__Given exercise__. Repeat the data that follows, word for word, without the images.

start

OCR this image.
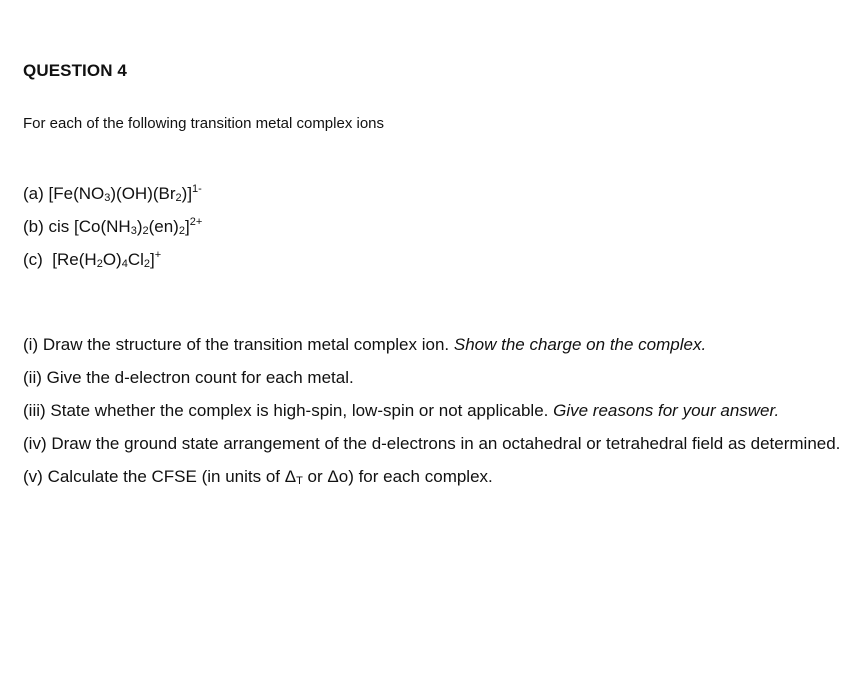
QUESTION 4
For each of the following transition metal complex ions
(a) $[Fe(NO_3)(OH)(Br_2)]^{1-}$
(b) cis $[Co(NH_3)_2(en)_2]^{2+}$
(c) $[Re(H_2O)_4Cl_2]^+$
(i) Draw the structure of the transition metal complex ion. Show the charge on the complex.
(ii) Give the d-electron count for each metal.
(iii) State whether the complex is high-spin, low-spin or not applicable. Give reasons for your answer.
(iv) Draw the ground state arrangement of the d-electrons in an octahedral or tetrahedral field as determined.
(v) Calculate the CFSE (in units of $\Delta_T$ or Δo) for each complex.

end

__Response to the task__.
OCR this image.
QUESTION 4
For each of the following transition metal complex ions
(a) $[Fe(NO_3)(OH)(Br_2)]^{1-}$
(b) cis $[Co(NH_3)_2(en)_2]^{2+}$
(c) $[Re(H_2O)_4Cl_2]^+$
(i) Draw the structure of the transition metal complex ion. Show the charge on the complex.
(ii) Give the d-electron count for each metal.
(iii) State whether the complex is high-spin, low-spin or not applicable. Give reasons for your answer.
(iv) Draw the ground state arrangement of the d-electrons in an octahedral or tetrahedral field as determined.
(v) Calculate the CFSE (in units of $\Delta_T$ or Δo) for each complex.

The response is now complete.